Scan the material for the word "Region", and copy each line where it shows up.

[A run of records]
+ + +
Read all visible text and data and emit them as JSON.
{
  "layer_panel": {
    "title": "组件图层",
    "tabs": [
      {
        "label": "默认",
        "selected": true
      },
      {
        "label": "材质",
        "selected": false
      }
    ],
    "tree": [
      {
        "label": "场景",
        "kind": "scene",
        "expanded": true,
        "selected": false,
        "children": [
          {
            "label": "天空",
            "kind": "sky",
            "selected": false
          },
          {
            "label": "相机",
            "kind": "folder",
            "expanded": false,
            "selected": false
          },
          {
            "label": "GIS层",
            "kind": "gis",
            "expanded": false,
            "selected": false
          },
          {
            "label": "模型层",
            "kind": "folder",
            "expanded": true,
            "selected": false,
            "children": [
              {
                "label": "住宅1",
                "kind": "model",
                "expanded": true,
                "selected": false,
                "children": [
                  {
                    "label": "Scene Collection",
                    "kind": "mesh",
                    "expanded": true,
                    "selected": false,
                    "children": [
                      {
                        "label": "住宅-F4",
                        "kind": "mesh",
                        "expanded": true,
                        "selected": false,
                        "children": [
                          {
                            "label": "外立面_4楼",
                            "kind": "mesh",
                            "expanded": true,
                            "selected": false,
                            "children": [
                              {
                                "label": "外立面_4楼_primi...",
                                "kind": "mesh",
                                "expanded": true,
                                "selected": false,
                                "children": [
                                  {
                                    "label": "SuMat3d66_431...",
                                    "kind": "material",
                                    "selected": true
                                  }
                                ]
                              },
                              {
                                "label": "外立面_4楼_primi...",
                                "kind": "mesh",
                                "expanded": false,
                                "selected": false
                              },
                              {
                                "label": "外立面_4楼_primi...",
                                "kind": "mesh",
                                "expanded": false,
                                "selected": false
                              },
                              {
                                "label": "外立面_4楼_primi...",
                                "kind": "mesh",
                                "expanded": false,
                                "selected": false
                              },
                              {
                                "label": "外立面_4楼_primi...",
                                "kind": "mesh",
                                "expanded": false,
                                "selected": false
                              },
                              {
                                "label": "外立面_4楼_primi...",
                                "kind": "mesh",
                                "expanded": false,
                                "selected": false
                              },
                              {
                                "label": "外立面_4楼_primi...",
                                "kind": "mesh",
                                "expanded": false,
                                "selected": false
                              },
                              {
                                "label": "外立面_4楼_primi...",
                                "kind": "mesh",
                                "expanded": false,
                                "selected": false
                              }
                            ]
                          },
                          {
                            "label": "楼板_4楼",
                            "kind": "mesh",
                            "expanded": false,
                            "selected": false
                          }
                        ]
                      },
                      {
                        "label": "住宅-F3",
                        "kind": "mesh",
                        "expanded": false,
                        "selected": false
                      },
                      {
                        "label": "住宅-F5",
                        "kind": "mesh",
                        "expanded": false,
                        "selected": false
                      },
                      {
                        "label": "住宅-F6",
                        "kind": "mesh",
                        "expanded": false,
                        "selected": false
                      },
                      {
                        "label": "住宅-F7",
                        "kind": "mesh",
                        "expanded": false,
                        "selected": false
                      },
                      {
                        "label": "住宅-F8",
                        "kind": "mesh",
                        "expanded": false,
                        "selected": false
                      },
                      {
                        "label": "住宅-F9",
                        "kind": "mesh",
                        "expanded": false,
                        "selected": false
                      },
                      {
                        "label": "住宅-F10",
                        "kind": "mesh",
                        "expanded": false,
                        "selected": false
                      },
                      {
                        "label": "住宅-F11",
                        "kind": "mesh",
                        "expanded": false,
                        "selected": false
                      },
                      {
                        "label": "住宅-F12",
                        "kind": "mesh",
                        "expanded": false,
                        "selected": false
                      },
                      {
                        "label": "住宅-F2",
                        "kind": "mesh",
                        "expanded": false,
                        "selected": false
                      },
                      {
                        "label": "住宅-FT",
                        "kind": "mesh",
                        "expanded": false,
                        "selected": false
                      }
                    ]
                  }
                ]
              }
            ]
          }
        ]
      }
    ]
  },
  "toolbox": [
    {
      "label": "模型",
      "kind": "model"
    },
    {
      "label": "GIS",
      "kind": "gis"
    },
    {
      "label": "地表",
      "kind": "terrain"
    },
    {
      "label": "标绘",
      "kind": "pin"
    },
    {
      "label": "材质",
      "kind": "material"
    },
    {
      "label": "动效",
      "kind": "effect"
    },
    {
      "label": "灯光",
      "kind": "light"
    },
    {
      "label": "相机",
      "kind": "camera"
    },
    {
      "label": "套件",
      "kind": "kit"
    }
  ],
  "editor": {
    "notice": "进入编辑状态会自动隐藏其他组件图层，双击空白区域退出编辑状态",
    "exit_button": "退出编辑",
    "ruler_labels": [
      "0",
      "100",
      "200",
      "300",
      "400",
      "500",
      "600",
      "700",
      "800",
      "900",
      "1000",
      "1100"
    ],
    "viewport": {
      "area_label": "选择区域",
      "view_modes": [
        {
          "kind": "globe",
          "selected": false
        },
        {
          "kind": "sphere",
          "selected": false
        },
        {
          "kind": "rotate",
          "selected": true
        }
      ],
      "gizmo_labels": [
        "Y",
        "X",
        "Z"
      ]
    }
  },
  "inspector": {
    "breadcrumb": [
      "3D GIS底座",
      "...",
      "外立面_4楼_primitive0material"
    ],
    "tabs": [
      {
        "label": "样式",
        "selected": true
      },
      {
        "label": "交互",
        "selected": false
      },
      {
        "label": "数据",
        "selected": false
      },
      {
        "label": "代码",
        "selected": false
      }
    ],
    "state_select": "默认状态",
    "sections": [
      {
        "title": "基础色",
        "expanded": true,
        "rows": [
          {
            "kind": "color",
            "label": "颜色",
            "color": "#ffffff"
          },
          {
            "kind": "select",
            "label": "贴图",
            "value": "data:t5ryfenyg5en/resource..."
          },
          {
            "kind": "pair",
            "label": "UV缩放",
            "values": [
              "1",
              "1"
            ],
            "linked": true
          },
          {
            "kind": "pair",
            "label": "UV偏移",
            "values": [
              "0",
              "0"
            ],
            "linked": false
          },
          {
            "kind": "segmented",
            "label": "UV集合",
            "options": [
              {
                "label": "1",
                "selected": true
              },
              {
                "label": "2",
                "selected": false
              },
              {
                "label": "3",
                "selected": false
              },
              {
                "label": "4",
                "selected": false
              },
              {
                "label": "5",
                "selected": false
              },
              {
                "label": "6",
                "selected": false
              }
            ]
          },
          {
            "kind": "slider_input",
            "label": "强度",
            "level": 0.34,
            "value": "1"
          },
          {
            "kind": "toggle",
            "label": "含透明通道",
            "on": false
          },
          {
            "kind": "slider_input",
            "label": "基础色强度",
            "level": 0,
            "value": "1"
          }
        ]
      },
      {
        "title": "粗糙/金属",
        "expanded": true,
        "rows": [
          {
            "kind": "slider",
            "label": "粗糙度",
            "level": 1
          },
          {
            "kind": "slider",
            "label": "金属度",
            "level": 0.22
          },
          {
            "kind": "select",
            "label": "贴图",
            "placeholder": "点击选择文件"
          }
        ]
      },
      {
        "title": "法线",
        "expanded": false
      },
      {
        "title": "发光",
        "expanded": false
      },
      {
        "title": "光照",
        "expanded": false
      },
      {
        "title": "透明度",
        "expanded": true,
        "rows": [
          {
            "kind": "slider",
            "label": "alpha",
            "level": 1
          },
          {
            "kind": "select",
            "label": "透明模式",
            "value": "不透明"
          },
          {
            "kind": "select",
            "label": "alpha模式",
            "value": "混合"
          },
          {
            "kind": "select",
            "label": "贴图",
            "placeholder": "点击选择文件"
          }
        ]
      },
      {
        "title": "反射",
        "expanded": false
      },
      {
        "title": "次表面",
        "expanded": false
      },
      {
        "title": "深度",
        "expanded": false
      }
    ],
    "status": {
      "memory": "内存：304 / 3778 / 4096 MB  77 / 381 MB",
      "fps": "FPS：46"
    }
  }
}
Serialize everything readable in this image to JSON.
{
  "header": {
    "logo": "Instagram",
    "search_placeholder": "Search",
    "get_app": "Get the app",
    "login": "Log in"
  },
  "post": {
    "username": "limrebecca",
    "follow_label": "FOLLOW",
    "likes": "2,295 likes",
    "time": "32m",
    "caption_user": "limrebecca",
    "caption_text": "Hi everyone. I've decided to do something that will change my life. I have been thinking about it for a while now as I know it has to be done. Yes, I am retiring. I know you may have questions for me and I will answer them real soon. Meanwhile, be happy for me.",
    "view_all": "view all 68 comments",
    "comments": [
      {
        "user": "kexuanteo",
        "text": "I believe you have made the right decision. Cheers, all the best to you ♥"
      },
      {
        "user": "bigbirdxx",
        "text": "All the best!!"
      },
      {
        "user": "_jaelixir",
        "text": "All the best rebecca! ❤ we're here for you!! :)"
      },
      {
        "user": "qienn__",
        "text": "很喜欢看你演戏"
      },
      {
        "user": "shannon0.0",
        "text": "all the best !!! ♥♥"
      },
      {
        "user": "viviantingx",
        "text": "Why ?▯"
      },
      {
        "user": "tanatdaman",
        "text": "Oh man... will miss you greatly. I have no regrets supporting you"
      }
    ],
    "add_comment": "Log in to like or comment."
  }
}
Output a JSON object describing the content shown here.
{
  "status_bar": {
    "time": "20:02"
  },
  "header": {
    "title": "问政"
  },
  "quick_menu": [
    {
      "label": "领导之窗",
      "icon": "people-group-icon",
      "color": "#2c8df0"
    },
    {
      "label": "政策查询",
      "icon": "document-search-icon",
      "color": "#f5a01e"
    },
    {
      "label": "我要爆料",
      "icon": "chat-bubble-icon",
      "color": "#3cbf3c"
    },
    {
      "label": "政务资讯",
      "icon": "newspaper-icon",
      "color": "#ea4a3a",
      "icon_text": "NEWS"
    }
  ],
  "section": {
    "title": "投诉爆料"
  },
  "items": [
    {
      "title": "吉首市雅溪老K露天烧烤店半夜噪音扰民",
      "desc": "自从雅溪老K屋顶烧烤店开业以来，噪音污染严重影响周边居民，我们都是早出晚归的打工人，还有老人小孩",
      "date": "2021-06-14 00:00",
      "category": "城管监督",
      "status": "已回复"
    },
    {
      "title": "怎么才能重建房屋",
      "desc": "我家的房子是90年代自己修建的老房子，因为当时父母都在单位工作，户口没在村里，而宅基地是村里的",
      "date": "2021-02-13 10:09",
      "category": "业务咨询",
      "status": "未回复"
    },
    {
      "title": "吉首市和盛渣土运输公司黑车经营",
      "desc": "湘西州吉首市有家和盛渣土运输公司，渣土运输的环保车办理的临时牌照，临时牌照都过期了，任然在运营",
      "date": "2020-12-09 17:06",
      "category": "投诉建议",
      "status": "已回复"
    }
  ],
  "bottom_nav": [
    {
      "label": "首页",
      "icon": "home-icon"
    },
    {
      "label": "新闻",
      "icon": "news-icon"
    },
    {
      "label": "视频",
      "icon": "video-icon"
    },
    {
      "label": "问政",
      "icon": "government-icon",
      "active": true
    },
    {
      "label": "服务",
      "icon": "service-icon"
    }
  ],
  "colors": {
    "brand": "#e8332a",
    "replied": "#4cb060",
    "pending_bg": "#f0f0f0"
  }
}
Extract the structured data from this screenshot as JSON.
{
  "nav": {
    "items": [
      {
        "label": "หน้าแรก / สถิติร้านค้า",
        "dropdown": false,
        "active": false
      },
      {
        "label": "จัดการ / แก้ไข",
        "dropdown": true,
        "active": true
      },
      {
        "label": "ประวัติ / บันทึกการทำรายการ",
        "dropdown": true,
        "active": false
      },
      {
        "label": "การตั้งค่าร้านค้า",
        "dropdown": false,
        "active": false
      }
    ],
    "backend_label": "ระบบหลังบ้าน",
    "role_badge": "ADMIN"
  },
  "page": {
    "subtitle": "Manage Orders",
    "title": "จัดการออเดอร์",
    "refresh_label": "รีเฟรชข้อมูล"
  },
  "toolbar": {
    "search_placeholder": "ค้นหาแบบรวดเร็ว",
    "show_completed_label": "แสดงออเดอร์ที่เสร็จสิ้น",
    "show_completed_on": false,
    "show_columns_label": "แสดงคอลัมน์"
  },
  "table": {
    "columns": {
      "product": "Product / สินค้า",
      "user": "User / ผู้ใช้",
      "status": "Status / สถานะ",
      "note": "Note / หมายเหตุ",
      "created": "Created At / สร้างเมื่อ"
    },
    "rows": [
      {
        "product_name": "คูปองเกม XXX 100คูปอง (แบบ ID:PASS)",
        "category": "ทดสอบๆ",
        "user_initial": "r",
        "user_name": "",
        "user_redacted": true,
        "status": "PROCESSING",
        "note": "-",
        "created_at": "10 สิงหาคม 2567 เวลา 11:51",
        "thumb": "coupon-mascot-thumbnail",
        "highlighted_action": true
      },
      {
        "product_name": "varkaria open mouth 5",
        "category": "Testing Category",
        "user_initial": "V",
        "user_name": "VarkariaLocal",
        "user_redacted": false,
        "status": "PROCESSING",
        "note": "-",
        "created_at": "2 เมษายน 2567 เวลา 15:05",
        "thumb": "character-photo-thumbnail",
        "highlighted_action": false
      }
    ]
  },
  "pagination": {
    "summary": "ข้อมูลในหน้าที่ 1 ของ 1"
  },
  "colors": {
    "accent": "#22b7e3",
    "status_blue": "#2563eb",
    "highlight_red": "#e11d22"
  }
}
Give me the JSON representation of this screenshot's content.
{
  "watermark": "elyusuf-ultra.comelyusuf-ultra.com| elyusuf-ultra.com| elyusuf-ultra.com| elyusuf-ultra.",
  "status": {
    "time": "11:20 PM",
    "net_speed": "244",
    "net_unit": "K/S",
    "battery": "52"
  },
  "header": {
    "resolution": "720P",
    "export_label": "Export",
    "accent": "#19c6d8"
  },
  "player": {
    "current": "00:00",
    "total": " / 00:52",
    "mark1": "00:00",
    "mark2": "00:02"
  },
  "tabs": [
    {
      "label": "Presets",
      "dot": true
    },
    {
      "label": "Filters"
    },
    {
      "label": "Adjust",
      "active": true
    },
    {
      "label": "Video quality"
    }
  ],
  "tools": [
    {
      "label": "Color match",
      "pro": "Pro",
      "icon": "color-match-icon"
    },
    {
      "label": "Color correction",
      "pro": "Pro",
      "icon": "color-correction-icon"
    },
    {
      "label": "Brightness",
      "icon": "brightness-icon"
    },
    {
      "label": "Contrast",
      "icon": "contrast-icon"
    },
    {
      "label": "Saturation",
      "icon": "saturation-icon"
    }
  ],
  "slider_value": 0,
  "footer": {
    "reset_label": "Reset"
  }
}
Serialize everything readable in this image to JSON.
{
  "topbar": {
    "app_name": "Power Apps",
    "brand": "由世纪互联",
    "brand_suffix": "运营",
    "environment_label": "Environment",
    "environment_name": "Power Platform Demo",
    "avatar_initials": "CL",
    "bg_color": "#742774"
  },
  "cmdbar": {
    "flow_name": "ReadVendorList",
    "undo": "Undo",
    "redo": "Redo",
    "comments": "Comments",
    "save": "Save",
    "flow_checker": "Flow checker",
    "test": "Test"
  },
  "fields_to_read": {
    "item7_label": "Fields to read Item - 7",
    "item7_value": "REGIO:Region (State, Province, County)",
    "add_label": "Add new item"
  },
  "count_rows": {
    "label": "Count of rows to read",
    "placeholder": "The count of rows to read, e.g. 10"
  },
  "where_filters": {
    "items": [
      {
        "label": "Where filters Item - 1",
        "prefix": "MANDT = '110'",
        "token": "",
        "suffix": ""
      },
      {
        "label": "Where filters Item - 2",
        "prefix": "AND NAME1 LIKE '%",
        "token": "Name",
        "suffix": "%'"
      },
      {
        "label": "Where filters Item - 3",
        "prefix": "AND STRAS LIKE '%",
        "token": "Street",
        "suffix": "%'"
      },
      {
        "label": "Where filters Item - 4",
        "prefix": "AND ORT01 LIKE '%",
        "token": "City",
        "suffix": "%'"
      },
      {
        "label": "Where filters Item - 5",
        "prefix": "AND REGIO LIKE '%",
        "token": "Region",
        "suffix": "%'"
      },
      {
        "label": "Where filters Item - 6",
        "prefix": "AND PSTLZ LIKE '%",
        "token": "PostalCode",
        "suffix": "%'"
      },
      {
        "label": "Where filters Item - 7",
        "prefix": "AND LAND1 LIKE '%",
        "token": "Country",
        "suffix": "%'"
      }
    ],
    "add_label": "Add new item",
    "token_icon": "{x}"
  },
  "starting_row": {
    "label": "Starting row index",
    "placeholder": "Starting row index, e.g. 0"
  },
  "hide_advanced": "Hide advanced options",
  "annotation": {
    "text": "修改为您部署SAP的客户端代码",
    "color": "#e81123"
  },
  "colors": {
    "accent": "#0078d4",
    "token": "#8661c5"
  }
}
+ + +
• _Problem solution_:
    "item7_value": "REGIO:Region (State, Province, County)",
        "token": "Region",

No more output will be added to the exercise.